Stored data:
"""

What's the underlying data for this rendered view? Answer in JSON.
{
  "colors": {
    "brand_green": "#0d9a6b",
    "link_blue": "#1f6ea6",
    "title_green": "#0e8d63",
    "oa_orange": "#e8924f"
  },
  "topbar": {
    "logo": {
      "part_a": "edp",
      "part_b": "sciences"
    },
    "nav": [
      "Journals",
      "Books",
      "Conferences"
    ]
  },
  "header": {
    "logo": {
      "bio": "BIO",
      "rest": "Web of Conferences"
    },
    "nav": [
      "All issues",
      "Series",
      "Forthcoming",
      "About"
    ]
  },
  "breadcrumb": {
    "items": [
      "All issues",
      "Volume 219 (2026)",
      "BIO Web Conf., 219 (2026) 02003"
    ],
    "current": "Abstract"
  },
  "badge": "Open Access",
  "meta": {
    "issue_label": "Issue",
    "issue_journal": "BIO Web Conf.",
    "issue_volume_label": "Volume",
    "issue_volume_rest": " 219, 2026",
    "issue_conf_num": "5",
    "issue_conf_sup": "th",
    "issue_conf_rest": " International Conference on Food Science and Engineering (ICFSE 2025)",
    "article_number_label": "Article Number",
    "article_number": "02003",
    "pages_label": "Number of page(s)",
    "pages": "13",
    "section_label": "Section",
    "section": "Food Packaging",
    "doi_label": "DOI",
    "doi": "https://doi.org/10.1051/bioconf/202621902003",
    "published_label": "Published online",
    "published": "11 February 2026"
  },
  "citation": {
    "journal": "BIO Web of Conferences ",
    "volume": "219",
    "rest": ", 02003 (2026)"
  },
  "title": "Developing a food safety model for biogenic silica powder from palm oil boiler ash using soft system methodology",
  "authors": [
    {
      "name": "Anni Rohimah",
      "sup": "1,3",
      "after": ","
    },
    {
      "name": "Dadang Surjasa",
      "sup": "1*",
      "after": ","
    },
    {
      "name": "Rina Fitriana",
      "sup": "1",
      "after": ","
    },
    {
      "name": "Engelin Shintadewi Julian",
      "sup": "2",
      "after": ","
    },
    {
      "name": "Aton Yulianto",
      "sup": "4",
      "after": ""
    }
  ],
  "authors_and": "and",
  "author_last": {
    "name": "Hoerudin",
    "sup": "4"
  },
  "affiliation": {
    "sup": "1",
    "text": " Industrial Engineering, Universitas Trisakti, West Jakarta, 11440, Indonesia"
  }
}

"""

REQUEST: Please restate the records in full, word for word.

RESULT OF THE TASK:
What's the underlying data for this rendered view? Answer in JSON.
{
  "colors": {
    "brand_green": "#0d9a6b",
    "link_blue": "#1f6ea6",
    "title_green": "#0e8d63",
    "oa_orange": "#e8924f"
  },
  "topbar": {
    "logo": {
      "part_a": "edp",
      "part_b": "sciences"
    },
    "nav": [
      "Journals",
      "Books",
      "Conferences"
    ]
  },
  "header": {
    "logo": {
      "bio": "BIO",
      "rest": "Web of Conferences"
    },
    "nav": [
      "All issues",
      "Series",
      "Forthcoming",
      "About"
    ]
  },
  "breadcrumb": {
    "items": [
      "All issues",
      "Volume 219 (2026)",
      "BIO Web Conf., 219 (2026) 02003"
    ],
    "current": "Abstract"
  },
  "badge": "Open Access",
  "meta": {
    "issue_label": "Issue",
    "issue_journal": "BIO Web Conf.",
    "issue_volume_label": "Volume",
    "issue_volume_rest": " 219, 2026",
    "issue_conf_num": "5",
    "issue_conf_sup": "th",
    "issue_conf_rest": " International Conference on Food Science and Engineering (ICFSE 2025)",
    "article_number_label": "Article Number",
    "article_number": "02003",
    "pages_label": "Number of page(s)",
    "pages": "13",
    "section_label": "Section",
    "section": "Food Packaging",
    "doi_label": "DOI",
    "doi": "https://doi.org/10.1051/bioconf/202621902003",
    "published_label": "Published online",
    "published": "11 February 2026"
  },
  "citation": {
    "journal": "BIO Web of Conferences ",
    "volume": "219",
    "rest": ", 02003 (2026)"
  },
  "title": "Developing a food safety model for biogenic silica powder from palm oil boiler ash using soft system methodology",
  "authors": [
    {
      "name": "Anni Rohimah",
      "sup": "1,3",
      "after": ","
    },
    {
      "name": "Dadang Surjasa",
      "sup": "1*",
      "after": ","
    },
    {
      "name": "Rina Fitriana",
      "sup": "1",
      "after": ","
    },
    {
      "name": "Engelin Shintadewi Julian",
      "sup": "2",
      "after": ","
    },
    {
      "name": "Aton Yulianto",
      "sup": "4",
      "after": ""
    }
  ],
  "authors_and": "and",
  "author_last": {
    "name": "Hoerudin",
    "sup": "4"
  },
  "affiliation": {
    "sup": "1",
    "text": " Industrial Engineering, Universitas Trisakti, West Jakarta, 11440, Indonesia"
  }
}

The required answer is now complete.